• **WHAT TO DO**: Reproduce the material word for word; the images stay out.

• **EXERCISE INPUTS**:
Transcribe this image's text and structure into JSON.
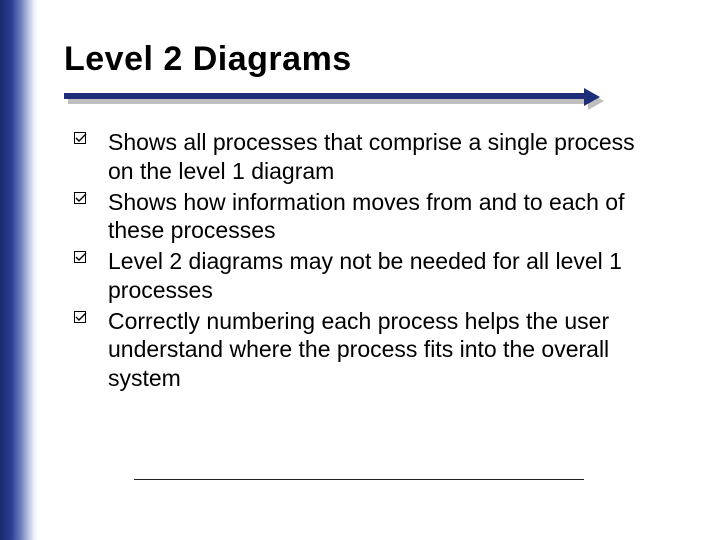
{
  "title": "Level 2 Diagrams",
  "bullets": [
    {
      "text": "Shows all processes that comprise a single process on the level 1 diagram"
    },
    {
      "text": "Shows how information moves from and to each of these processes"
    },
    {
      "text": "Level 2 diagrams may not be needed for all level 1 processes"
    },
    {
      "text": "Correctly numbering each process helps the user understand where the process fits into the overall system"
    }
  ]
}
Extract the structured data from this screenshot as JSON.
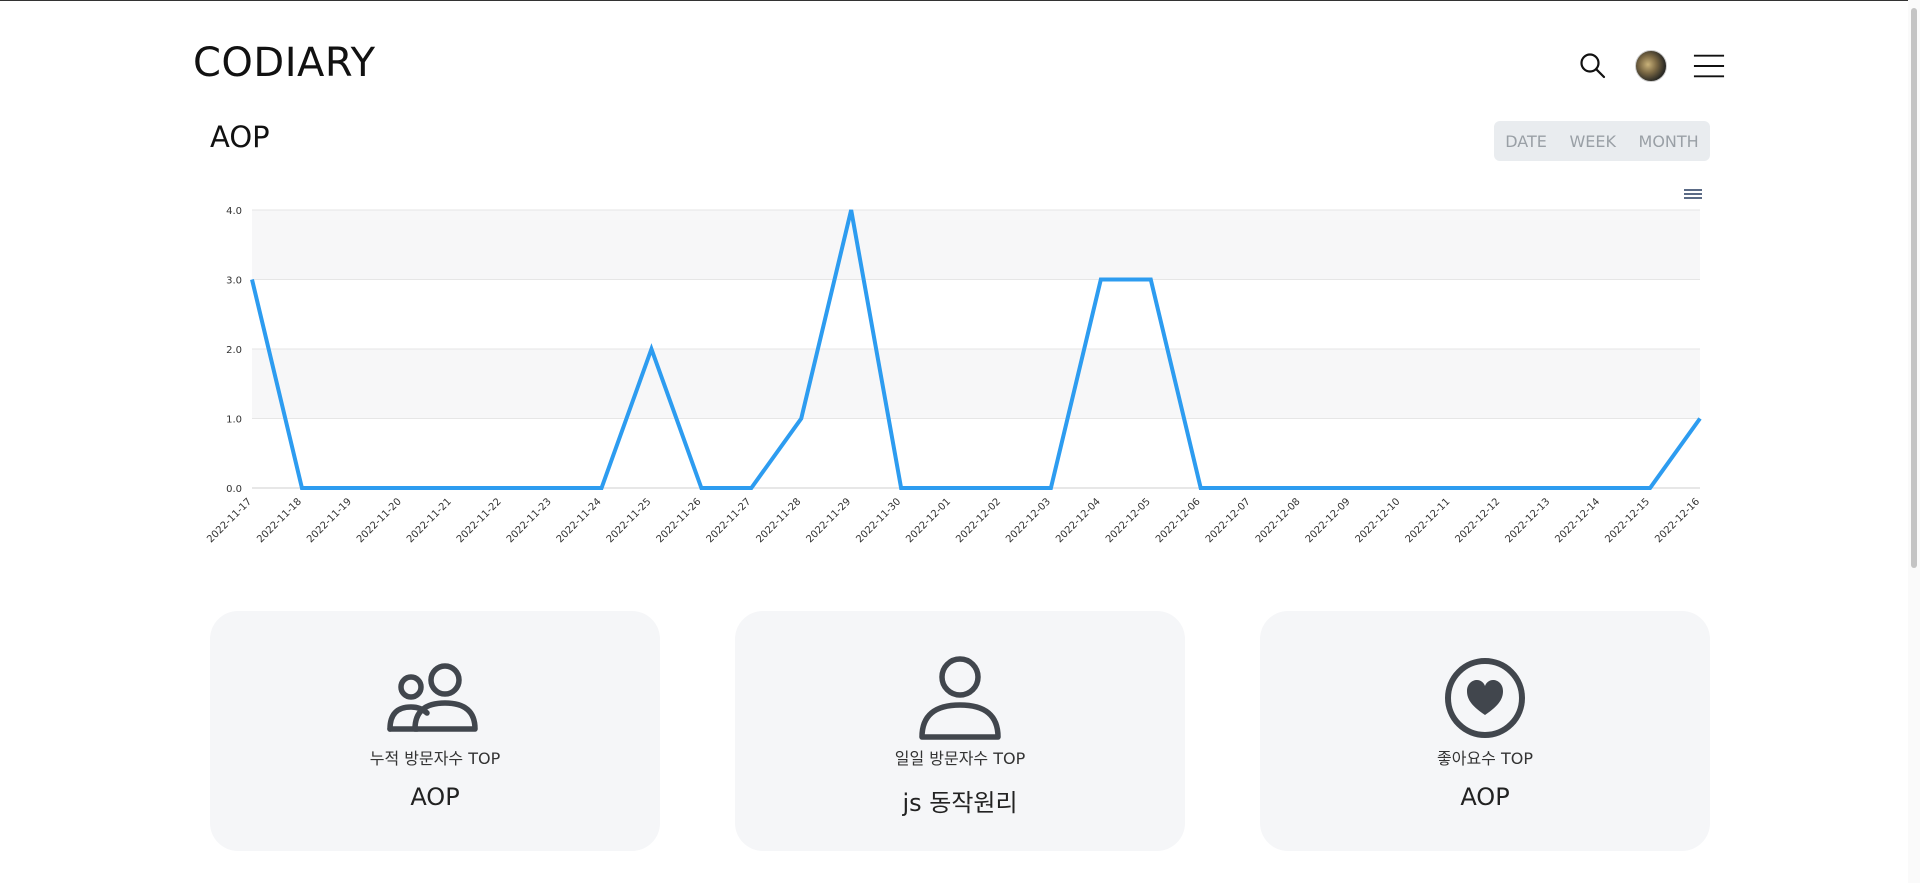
{
  "header": {
    "logo": "CODIARY",
    "search_icon": "search-icon",
    "avatar_icon": "avatar",
    "menu_icon": "hamburger-menu-icon"
  },
  "page": {
    "title": "AOP",
    "period_buttons": [
      "DATE",
      "WEEK",
      "MONTH"
    ]
  },
  "colors": {
    "line": "#2d9cf0",
    "card_bg": "#f5f6f8",
    "icon": "#41464d"
  },
  "chart_data": {
    "type": "line",
    "x": [
      "2022-11-17",
      "2022-11-18",
      "2022-11-19",
      "2022-11-20",
      "2022-11-21",
      "2022-11-22",
      "2022-11-23",
      "2022-11-24",
      "2022-11-25",
      "2022-11-26",
      "2022-11-27",
      "2022-11-28",
      "2022-11-29",
      "2022-11-30",
      "2022-12-01",
      "2022-12-02",
      "2022-12-03",
      "2022-12-04",
      "2022-12-05",
      "2022-12-06",
      "2022-12-07",
      "2022-12-08",
      "2022-12-09",
      "2022-12-10",
      "2022-12-11",
      "2022-12-12",
      "2022-12-13",
      "2022-12-14",
      "2022-12-15",
      "2022-12-16"
    ],
    "series": [
      {
        "values": [
          3,
          0,
          0,
          0,
          0,
          0,
          0,
          0,
          2,
          0,
          0,
          1,
          4,
          0,
          0,
          0,
          0,
          3,
          3,
          0,
          0,
          0,
          0,
          0,
          0,
          0,
          0,
          0,
          0,
          1
        ]
      }
    ],
    "yticks": [
      "0.0",
      "1.0",
      "2.0",
      "3.0",
      "4.0"
    ],
    "ylim": [
      0,
      4
    ],
    "grid": true
  },
  "cards": [
    {
      "icon": "users-icon",
      "label": "누적 방문자수 TOP",
      "value": "AOP"
    },
    {
      "icon": "user-icon",
      "label": "일일 방문자수 TOP",
      "value": "js 동작원리"
    },
    {
      "icon": "heart-circle-icon",
      "label": "좋아요수 TOP",
      "value": "AOP"
    }
  ]
}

• **THE RESPONSE**:
Transcribe this image's text and structure into JSON.
{
  "title": "Level 2 Diagrams",
  "bullets": [
    {
      "text": "Shows all processes that comprise a single process on the level 1 diagram"
    },
    {
      "text": "Shows how information moves from and to each of these processes"
    },
    {
      "text": "Level 2 diagrams may not be needed for all level 1 processes"
    },
    {
      "text": "Correctly numbering each process helps the user understand where the process fits into the overall system"
    }
  ]
}
Extract the structured data from this screenshot as JSON.
{
  "header": {
    "logo": "CODIARY",
    "search_icon": "search-icon",
    "avatar_icon": "avatar",
    "menu_icon": "hamburger-menu-icon"
  },
  "page": {
    "title": "AOP",
    "period_buttons": [
      "DATE",
      "WEEK",
      "MONTH"
    ]
  },
  "colors": {
    "line": "#2d9cf0",
    "card_bg": "#f5f6f8",
    "icon": "#41464d"
  },
  "chart_data": {
    "type": "line",
    "x": [
      "2022-11-17",
      "2022-11-18",
      "2022-11-19",
      "2022-11-20",
      "2022-11-21",
      "2022-11-22",
      "2022-11-23",
      "2022-11-24",
      "2022-11-25",
      "2022-11-26",
      "2022-11-27",
      "2022-11-28",
      "2022-11-29",
      "2022-11-30",
      "2022-12-01",
      "2022-12-02",
      "2022-12-03",
      "2022-12-04",
      "2022-12-05",
      "2022-12-06",
      "2022-12-07",
      "2022-12-08",
      "2022-12-09",
      "2022-12-10",
      "2022-12-11",
      "2022-12-12",
      "2022-12-13",
      "2022-12-14",
      "2022-12-15",
      "2022-12-16"
    ],
    "series": [
      {
        "values": [
          3,
          0,
          0,
          0,
          0,
          0,
          0,
          0,
          2,
          0,
          0,
          1,
          4,
          0,
          0,
          0,
          0,
          3,
          3,
          0,
          0,
          0,
          0,
          0,
          0,
          0,
          0,
          0,
          0,
          1
        ]
      }
    ],
    "yticks": [
      "0.0",
      "1.0",
      "2.0",
      "3.0",
      "4.0"
    ],
    "ylim": [
      0,
      4
    ],
    "grid": true
  },
  "cards": [
    {
      "icon": "users-icon",
      "label": "누적 방문자수 TOP",
      "value": "AOP"
    },
    {
      "icon": "user-icon",
      "label": "일일 방문자수 TOP",
      "value": "js 동작원리"
    },
    {
      "icon": "heart-circle-icon",
      "label": "좋아요수 TOP",
      "value": "AOP"
    }
  ]
}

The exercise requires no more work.